*THE REQUEST:*
Each line containing the word "title" must be collected.

[Data entries]
---

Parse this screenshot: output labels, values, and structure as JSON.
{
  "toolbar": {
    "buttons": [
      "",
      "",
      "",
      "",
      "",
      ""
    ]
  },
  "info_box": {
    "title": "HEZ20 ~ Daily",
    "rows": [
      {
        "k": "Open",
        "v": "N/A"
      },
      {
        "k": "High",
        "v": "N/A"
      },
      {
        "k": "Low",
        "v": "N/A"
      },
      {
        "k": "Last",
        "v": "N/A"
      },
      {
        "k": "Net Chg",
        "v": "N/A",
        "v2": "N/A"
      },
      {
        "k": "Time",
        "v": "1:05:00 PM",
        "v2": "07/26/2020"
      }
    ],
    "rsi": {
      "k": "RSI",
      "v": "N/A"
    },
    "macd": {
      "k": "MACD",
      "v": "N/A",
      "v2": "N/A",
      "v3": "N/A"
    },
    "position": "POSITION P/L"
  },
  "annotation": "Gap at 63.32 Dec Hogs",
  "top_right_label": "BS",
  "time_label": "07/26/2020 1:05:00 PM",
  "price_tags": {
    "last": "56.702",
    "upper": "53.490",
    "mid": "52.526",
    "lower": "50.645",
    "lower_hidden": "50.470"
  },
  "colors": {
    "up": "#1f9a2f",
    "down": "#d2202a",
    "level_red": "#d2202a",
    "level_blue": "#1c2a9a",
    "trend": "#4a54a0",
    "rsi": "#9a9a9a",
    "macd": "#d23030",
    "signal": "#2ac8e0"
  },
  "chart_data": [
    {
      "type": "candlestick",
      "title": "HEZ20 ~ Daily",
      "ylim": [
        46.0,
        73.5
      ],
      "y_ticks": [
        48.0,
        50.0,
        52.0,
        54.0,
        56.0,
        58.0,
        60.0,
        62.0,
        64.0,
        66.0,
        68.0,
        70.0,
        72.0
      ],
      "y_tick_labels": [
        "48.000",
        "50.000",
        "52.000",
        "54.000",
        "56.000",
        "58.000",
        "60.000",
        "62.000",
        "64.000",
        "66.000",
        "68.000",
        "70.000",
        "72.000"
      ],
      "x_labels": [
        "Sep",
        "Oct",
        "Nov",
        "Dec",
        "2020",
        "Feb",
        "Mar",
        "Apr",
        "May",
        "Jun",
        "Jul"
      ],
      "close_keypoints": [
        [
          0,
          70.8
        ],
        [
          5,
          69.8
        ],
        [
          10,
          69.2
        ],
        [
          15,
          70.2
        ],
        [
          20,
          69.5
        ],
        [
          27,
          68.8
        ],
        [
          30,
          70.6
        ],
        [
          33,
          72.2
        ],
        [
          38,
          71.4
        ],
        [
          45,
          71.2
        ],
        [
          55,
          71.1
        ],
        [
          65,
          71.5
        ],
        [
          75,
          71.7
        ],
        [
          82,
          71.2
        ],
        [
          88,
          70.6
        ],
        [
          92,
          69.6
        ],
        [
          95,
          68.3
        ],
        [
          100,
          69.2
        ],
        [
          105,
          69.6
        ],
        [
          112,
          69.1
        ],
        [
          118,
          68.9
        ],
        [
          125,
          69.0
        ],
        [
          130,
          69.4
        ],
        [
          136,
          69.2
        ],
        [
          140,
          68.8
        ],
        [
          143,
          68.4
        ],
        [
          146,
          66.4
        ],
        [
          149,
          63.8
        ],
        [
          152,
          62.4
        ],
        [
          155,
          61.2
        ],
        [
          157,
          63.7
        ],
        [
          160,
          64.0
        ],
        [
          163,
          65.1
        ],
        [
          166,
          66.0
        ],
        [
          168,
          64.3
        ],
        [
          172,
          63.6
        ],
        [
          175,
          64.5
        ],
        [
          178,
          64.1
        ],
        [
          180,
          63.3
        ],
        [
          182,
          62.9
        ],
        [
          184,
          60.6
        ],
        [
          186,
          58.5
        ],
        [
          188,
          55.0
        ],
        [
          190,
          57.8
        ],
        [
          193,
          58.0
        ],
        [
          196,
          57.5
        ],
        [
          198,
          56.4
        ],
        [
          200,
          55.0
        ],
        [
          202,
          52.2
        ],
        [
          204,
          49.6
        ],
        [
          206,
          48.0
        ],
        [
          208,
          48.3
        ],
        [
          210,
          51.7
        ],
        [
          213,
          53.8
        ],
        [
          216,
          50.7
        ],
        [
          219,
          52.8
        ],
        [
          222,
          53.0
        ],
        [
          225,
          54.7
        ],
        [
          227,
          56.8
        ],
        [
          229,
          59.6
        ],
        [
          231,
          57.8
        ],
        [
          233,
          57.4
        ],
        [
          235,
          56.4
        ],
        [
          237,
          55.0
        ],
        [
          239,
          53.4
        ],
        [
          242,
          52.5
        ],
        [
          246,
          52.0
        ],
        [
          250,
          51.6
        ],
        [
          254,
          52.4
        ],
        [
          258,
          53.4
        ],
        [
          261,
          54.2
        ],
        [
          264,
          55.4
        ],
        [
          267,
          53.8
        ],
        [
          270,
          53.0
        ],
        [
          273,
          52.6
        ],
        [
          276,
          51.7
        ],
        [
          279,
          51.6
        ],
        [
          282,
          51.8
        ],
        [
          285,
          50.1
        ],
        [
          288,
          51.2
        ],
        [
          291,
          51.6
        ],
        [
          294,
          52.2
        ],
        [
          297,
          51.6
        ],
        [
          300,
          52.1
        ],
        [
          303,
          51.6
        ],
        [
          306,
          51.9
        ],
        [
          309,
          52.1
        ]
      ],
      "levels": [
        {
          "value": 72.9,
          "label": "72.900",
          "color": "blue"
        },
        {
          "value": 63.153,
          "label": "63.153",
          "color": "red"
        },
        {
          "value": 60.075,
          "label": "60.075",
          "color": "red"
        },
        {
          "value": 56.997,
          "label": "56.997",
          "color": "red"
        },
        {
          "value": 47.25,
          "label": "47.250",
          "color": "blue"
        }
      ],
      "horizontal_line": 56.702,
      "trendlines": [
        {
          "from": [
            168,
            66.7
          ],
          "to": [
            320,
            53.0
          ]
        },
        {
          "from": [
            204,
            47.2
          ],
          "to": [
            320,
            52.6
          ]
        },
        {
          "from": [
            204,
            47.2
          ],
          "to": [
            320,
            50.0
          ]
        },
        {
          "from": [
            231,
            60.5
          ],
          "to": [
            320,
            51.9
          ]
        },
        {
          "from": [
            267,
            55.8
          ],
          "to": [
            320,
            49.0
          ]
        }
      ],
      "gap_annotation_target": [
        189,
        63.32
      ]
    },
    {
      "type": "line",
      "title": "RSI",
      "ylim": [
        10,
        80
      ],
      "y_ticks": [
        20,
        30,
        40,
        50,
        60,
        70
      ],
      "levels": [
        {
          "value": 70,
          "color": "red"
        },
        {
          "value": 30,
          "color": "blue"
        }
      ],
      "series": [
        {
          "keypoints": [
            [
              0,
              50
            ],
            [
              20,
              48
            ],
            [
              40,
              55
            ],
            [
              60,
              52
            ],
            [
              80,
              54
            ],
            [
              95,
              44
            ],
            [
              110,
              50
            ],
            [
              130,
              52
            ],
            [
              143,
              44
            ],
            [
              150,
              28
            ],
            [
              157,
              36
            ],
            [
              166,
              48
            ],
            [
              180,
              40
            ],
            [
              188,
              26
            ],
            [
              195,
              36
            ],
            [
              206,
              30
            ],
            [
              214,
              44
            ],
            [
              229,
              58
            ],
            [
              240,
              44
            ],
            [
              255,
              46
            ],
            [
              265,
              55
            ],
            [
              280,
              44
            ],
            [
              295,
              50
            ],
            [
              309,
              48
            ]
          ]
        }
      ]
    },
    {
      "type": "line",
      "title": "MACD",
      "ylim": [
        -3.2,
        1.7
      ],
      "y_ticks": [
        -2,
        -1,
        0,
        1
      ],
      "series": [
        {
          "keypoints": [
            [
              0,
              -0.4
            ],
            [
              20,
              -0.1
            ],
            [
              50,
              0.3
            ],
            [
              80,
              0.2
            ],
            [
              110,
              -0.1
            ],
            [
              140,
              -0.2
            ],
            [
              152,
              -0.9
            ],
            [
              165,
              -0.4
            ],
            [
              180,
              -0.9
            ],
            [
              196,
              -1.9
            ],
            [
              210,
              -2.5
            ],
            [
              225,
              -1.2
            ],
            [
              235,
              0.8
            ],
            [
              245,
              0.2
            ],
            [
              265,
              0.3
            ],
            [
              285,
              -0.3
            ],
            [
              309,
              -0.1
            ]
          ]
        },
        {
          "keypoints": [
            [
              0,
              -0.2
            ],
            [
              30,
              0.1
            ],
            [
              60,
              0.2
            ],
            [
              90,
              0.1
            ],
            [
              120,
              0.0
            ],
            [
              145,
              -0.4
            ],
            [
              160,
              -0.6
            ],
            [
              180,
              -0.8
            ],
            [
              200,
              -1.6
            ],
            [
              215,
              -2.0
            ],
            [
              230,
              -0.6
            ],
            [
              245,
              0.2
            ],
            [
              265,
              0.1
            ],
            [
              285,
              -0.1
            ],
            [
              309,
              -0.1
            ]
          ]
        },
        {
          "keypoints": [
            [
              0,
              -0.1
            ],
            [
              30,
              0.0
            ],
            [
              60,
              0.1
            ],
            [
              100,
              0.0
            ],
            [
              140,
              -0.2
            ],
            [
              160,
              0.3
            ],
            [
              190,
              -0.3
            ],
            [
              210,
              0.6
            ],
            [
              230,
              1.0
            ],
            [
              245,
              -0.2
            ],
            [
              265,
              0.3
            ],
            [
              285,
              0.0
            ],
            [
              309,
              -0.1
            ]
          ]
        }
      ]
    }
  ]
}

---

*ANSWER BELOW:*
    "title": "HEZ20 ~ Daily",
      "title": "HEZ20 ~ Daily",
      "title": "RSI",
      "title": "MACD",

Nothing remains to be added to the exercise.